## Exercise details
Please repeat the rows below, swapping "Mapa do Site" for "Site Map" and keeping everything else unchanged. Leave the pictures out.

** start of Record extracts **

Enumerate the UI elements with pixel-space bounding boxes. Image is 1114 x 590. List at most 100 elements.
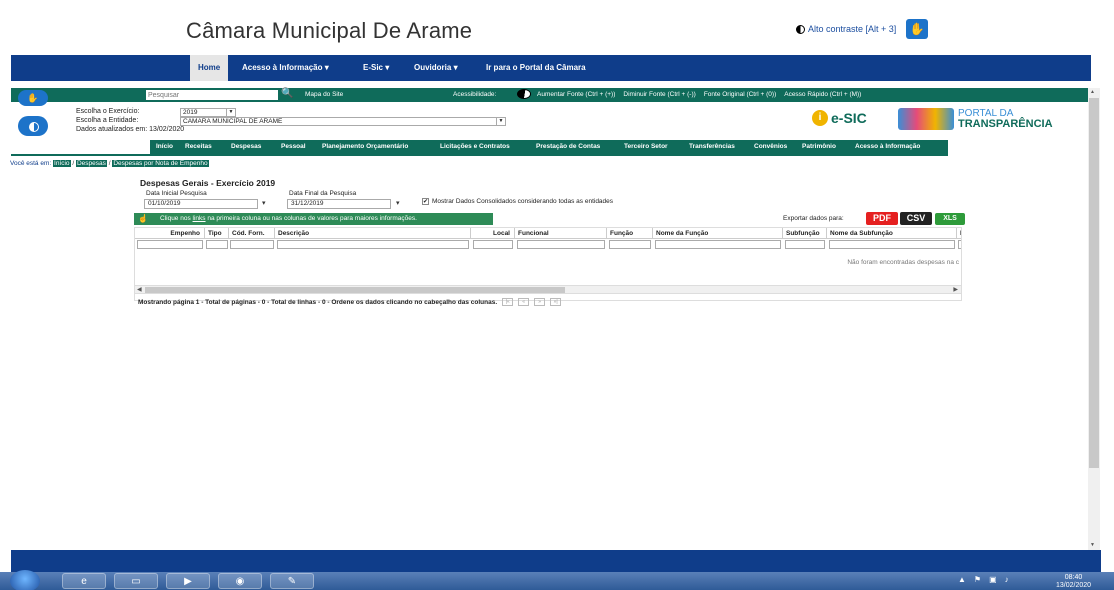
search-icon[interactable]: 🔍 [281, 88, 293, 99]
pager-summary: Mostrando página 1 - Total de páginas - … [138, 298, 498, 306]
search-input[interactable] [146, 90, 278, 100]
col-subfuncao[interactable]: Subfunção [783, 228, 827, 239]
col-funcao[interactable]: Função [607, 228, 653, 239]
filter-local[interactable] [473, 240, 513, 249]
taskbar-ie-icon[interactable]: e [62, 573, 106, 589]
consolidated-option[interactable]: ✔ Mostrar Dados Consolidados considerand… [422, 198, 613, 205]
exercise-value: 2019 [183, 109, 198, 116]
font-controls: Aumentar Fonte (Ctrl + (+)) Diminuir Fon… [537, 91, 861, 98]
site-map-link[interactable]: Mapa do Site [305, 91, 343, 98]
filter-empenho[interactable] [137, 240, 203, 249]
subnav-underline [11, 154, 948, 156]
col-funcional[interactable]: Funcional [515, 228, 607, 239]
contrast-button[interactable] [18, 116, 48, 136]
breadcrumb-current[interactable]: Despesas por Nota de Empenho [112, 160, 209, 167]
decrease-font-link[interactable]: Diminuir Fonte (Ctrl + (-)) [623, 91, 695, 98]
consolidated-checkbox[interactable]: ✔ [422, 198, 429, 205]
subnav-transferencias[interactable]: Transferências [689, 140, 735, 154]
breadcrumb-inicio[interactable]: Início [53, 160, 71, 167]
end-date-caret-icon[interactable]: ▾ [396, 199, 400, 207]
clock-time: 08:40 [1064, 574, 1083, 581]
nav-esic[interactable]: E-Sic ▾ [363, 55, 389, 81]
subnav-inicio[interactable]: Início [156, 140, 173, 154]
breadcrumb-despesas[interactable]: Despesas [75, 160, 107, 167]
scroll-left-icon[interactable]: ◀ [137, 286, 142, 293]
last-page-button[interactable]: »| [550, 298, 562, 306]
filter-subfuncao[interactable] [785, 240, 825, 249]
sign-language-button[interactable]: ✋ [18, 90, 48, 106]
page-scroll-thumb[interactable] [1089, 98, 1099, 468]
tray-volume-icon[interactable]: ♪ [1005, 575, 1009, 584]
start-button-icon[interactable] [10, 570, 40, 590]
tray-flag-icon[interactable]: ⚑ [974, 575, 981, 584]
col-local[interactable]: Local [471, 228, 515, 239]
subnav-despesas[interactable]: Despesas [231, 140, 261, 154]
taskbar-folder-icon[interactable]: ▭ [114, 573, 158, 589]
subnav-patrimonio[interactable]: Patrimônio [802, 140, 836, 154]
sign-language-icon[interactable]: ✋ [906, 19, 928, 39]
filter-next[interactable] [958, 240, 961, 249]
filter-tipo[interactable] [206, 240, 228, 249]
export-pdf-button[interactable]: PDF [866, 212, 898, 225]
scroll-up-icon[interactable]: ▲ [1090, 89, 1095, 95]
nav-acesso-informacao[interactable]: Acesso à Informação ▾ [242, 55, 329, 81]
subnav-convenios[interactable]: Convênios [754, 140, 787, 154]
filter-funcao[interactable] [609, 240, 651, 249]
next-page-button[interactable]: » [534, 298, 546, 306]
prev-page-button[interactable]: « [518, 298, 530, 306]
table-horizontal-scrollbar[interactable]: ◀ ▶ [134, 285, 962, 294]
scroll-down-icon[interactable]: ▼ [1090, 542, 1095, 548]
filter-funcional[interactable] [517, 240, 605, 249]
col-next[interactable]: N [957, 228, 961, 239]
export-csv-button[interactable]: CSV [900, 212, 932, 225]
taskbar-paint-icon[interactable]: ✎ [270, 573, 314, 589]
subnav-prestacao-contas[interactable]: Prestação de Contas [536, 140, 600, 154]
subnav-pessoal[interactable]: Pessoal [281, 140, 306, 154]
subnav-receitas[interactable]: Receitas [185, 140, 212, 154]
hint-link[interactable]: links [193, 215, 206, 222]
esic-logo[interactable]: i e-SIC [812, 110, 867, 126]
col-nome-funcao[interactable]: Nome da Função [653, 228, 783, 239]
subnav-acesso-informacao[interactable]: Acesso à Informação [855, 140, 920, 154]
page-title: Despesas Gerais - Exercício 2019 [140, 178, 276, 188]
col-empenho[interactable]: Empenho [135, 228, 205, 239]
page-vertical-scrollbar[interactable]: ▲ ▼ [1088, 88, 1100, 550]
start-date-input[interactable]: 01/10/2019 [144, 199, 258, 209]
nav-ouvidoria[interactable]: Ouvidoria ▾ [414, 55, 458, 81]
tray-arrow-icon[interactable]: ▲ [958, 575, 966, 584]
scroll-thumb[interactable] [145, 287, 565, 293]
contrast-toggle-icon[interactable] [517, 89, 531, 99]
taskbar-media-icon[interactable]: ▶ [166, 573, 210, 589]
original-font-link[interactable]: Fonte Original (Ctrl + (0)) [704, 91, 776, 98]
filter-descricao[interactable] [277, 240, 469, 249]
filter-cod-forn[interactable] [230, 240, 274, 249]
end-date-input[interactable]: 31/12/2019 [287, 199, 391, 209]
nav-portal-camara[interactable]: Ir para o Portal da Câmara [486, 55, 586, 81]
col-cod-forn[interactable]: Cód. Forn. [229, 228, 275, 239]
filter-nome-subfuncao[interactable] [829, 240, 955, 249]
subnav-licitacoes[interactable]: Licitações e Contratos [440, 140, 510, 154]
nav-home[interactable]: Home [190, 55, 229, 81]
export-label: Exportar dados para: [783, 215, 844, 222]
subnav-planejamento[interactable]: Planejamento Orçamentário [322, 140, 408, 154]
exercise-select[interactable]: 2019 ▼ [180, 108, 236, 117]
col-nome-subfuncao[interactable]: Nome da Subfunção [827, 228, 957, 239]
taskbar-chrome-icon[interactable]: ◉ [218, 573, 262, 589]
clock[interactable]: 08:40 13/02/2020 [1056, 574, 1091, 590]
increase-font-link[interactable]: Aumentar Fonte (Ctrl + (+)) [537, 91, 615, 98]
hint-bar: ☝ Clique nos links na primeira coluna ou… [134, 213, 493, 225]
col-descricao[interactable]: Descrição [275, 228, 471, 239]
first-page-button[interactable]: |« [502, 298, 514, 306]
entity-select[interactable]: CAMARA MUNICIPAL DE ARAME ▼ [180, 117, 506, 126]
high-contrast-link[interactable]: Alto contraste [Alt + 3] [796, 24, 896, 34]
hint-text-pre: Clique nos [160, 215, 193, 222]
col-tipo[interactable]: Tipo [205, 228, 229, 239]
subnav-terceiro-setor[interactable]: Terceiro Setor [624, 140, 668, 154]
filter-nome-funcao[interactable] [655, 240, 781, 249]
start-date-caret-icon[interactable]: ▾ [262, 199, 266, 207]
export-xls-button[interactable]: XLS [935, 213, 965, 225]
scroll-right-icon[interactable]: ▶ [953, 286, 958, 293]
tray-network-icon[interactable]: ▣ [989, 575, 997, 584]
portal-transparencia-logo[interactable]: PORTAL DA TRANSPARÊNCIA [898, 108, 1053, 130]
quick-access-link[interactable]: Acesso Rápido (Ctrl + (M)) [784, 91, 861, 98]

** end of Record extracts **

## Answer to this exercise
Enumerate the UI elements with pixel-space bounding boxes. Image is 1114 x 590. List at most 100 elements.
search-icon[interactable]: 🔍 [281, 88, 293, 99]
pager-summary: Mostrando página 1 - Total de páginas - … [138, 298, 498, 306]
search-input[interactable] [146, 90, 278, 100]
col-subfuncao[interactable]: Subfunção [783, 228, 827, 239]
col-funcao[interactable]: Função [607, 228, 653, 239]
filter-local[interactable] [473, 240, 513, 249]
taskbar-ie-icon[interactable]: e [62, 573, 106, 589]
consolidated-option[interactable]: ✔ Mostrar Dados Consolidados considerand… [422, 198, 613, 205]
exercise-value: 2019 [183, 109, 198, 116]
font-controls: Aumentar Fonte (Ctrl + (+)) Diminuir Fon… [537, 91, 861, 98]
site-map-link[interactable]: Site Map [305, 91, 343, 98]
filter-empenho[interactable] [137, 240, 203, 249]
subnav-underline [11, 154, 948, 156]
col-funcional[interactable]: Funcional [515, 228, 607, 239]
contrast-button[interactable] [18, 116, 48, 136]
breadcrumb-current[interactable]: Despesas por Nota de Empenho [112, 160, 209, 167]
decrease-font-link[interactable]: Diminuir Fonte (Ctrl + (-)) [623, 91, 695, 98]
consolidated-checkbox[interactable]: ✔ [422, 198, 429, 205]
subnav-transferencias[interactable]: Transferências [689, 140, 735, 154]
breadcrumb-inicio[interactable]: Início [53, 160, 71, 167]
end-date-caret-icon[interactable]: ▾ [396, 199, 400, 207]
clock-time: 08:40 [1064, 574, 1083, 581]
nav-esic[interactable]: E-Sic ▾ [363, 55, 389, 81]
subnav-inicio[interactable]: Início [156, 140, 173, 154]
breadcrumb-despesas[interactable]: Despesas [75, 160, 107, 167]
scroll-left-icon[interactable]: ◀ [137, 286, 142, 293]
last-page-button[interactable]: »| [550, 298, 562, 306]
filter-subfuncao[interactable] [785, 240, 825, 249]
sign-language-button[interactable]: ✋ [18, 90, 48, 106]
page-scroll-thumb[interactable] [1089, 98, 1099, 468]
tray-volume-icon[interactable]: ♪ [1005, 575, 1009, 584]
start-button-icon[interactable] [10, 570, 40, 590]
tray-flag-icon[interactable]: ⚑ [974, 575, 981, 584]
col-local[interactable]: Local [471, 228, 515, 239]
subnav-despesas[interactable]: Despesas [231, 140, 261, 154]
taskbar-folder-icon[interactable]: ▭ [114, 573, 158, 589]
subnav-patrimonio[interactable]: Patrimônio [802, 140, 836, 154]
sign-language-icon[interactable]: ✋ [906, 19, 928, 39]
filter-next[interactable] [958, 240, 961, 249]
filter-tipo[interactable] [206, 240, 228, 249]
export-pdf-button[interactable]: PDF [866, 212, 898, 225]
scroll-up-icon[interactable]: ▲ [1090, 89, 1095, 95]
nav-acesso-informacao[interactable]: Acesso à Informação ▾ [242, 55, 329, 81]
subnav-convenios[interactable]: Convênios [754, 140, 787, 154]
filter-funcao[interactable] [609, 240, 651, 249]
next-page-button[interactable]: » [534, 298, 546, 306]
prev-page-button[interactable]: « [518, 298, 530, 306]
table-horizontal-scrollbar[interactable]: ◀ ▶ [134, 285, 962, 294]
scroll-down-icon[interactable]: ▼ [1090, 542, 1095, 548]
filter-funcional[interactable] [517, 240, 605, 249]
col-next[interactable]: N [957, 228, 961, 239]
export-csv-button[interactable]: CSV [900, 212, 932, 225]
taskbar-paint-icon[interactable]: ✎ [270, 573, 314, 589]
subnav-prestacao-contas[interactable]: Prestação de Contas [536, 140, 600, 154]
subnav-pessoal[interactable]: Pessoal [281, 140, 306, 154]
subnav-receitas[interactable]: Receitas [185, 140, 212, 154]
hint-link[interactable]: links [193, 215, 206, 222]
esic-logo[interactable]: i e-SIC [812, 110, 867, 126]
col-nome-funcao[interactable]: Nome da Função [653, 228, 783, 239]
subnav-acesso-informacao[interactable]: Acesso à Informação [855, 140, 920, 154]
page-title: Despesas Gerais - Exercício 2019 [140, 178, 276, 188]
col-empenho[interactable]: Empenho [135, 228, 205, 239]
page-vertical-scrollbar[interactable]: ▲ ▼ [1088, 88, 1100, 550]
start-date-input[interactable]: 01/10/2019 [144, 199, 258, 209]
nav-ouvidoria[interactable]: Ouvidoria ▾ [414, 55, 458, 81]
tray-arrow-icon[interactable]: ▲ [958, 575, 966, 584]
scroll-thumb[interactable] [145, 287, 565, 293]
contrast-toggle-icon[interactable] [517, 89, 531, 99]
taskbar-media-icon[interactable]: ▶ [166, 573, 210, 589]
original-font-link[interactable]: Fonte Original (Ctrl + (0)) [704, 91, 776, 98]
filter-descricao[interactable] [277, 240, 469, 249]
filter-cod-forn[interactable] [230, 240, 274, 249]
end-date-input[interactable]: 31/12/2019 [287, 199, 391, 209]
nav-portal-camara[interactable]: Ir para o Portal da Câmara [486, 55, 586, 81]
col-cod-forn[interactable]: Cód. Forn. [229, 228, 275, 239]
filter-nome-subfuncao[interactable] [829, 240, 955, 249]
subnav-licitacoes[interactable]: Licitações e Contratos [440, 140, 510, 154]
nav-home[interactable]: Home [190, 55, 229, 81]
export-label: Exportar dados para: [783, 215, 844, 222]
subnav-planejamento[interactable]: Planejamento Orçamentário [322, 140, 408, 154]
exercise-select[interactable]: 2019 ▼ [180, 108, 236, 117]
col-nome-subfuncao[interactable]: Nome da Subfunção [827, 228, 957, 239]
taskbar-chrome-icon[interactable]: ◉ [218, 573, 262, 589]
clock[interactable]: 08:40 13/02/2020 [1056, 574, 1091, 590]
increase-font-link[interactable]: Aumentar Fonte (Ctrl + (+)) [537, 91, 615, 98]
hint-bar: ☝ Clique nos links na primeira coluna ou… [134, 213, 493, 225]
col-descricao[interactable]: Descrição [275, 228, 471, 239]
first-page-button[interactable]: |« [502, 298, 514, 306]
entity-select[interactable]: CAMARA MUNICIPAL DE ARAME ▼ [180, 117, 506, 126]
high-contrast-link[interactable]: Alto contraste [Alt + 3] [796, 24, 896, 34]
hint-text-pre: Clique nos [160, 215, 193, 222]
col-tipo[interactable]: Tipo [205, 228, 229, 239]
subnav-terceiro-setor[interactable]: Terceiro Setor [624, 140, 668, 154]
filter-nome-funcao[interactable] [655, 240, 781, 249]
start-date-caret-icon[interactable]: ▾ [262, 199, 266, 207]
export-xls-button[interactable]: XLS [935, 213, 965, 225]
scroll-right-icon[interactable]: ▶ [953, 286, 958, 293]
tray-network-icon[interactable]: ▣ [989, 575, 997, 584]
portal-transparencia-logo[interactable]: PORTAL DA TRANSPARÊNCIA [898, 108, 1053, 130]
quick-access-link[interactable]: Acesso Rápido (Ctrl + (M)) [784, 91, 861, 98]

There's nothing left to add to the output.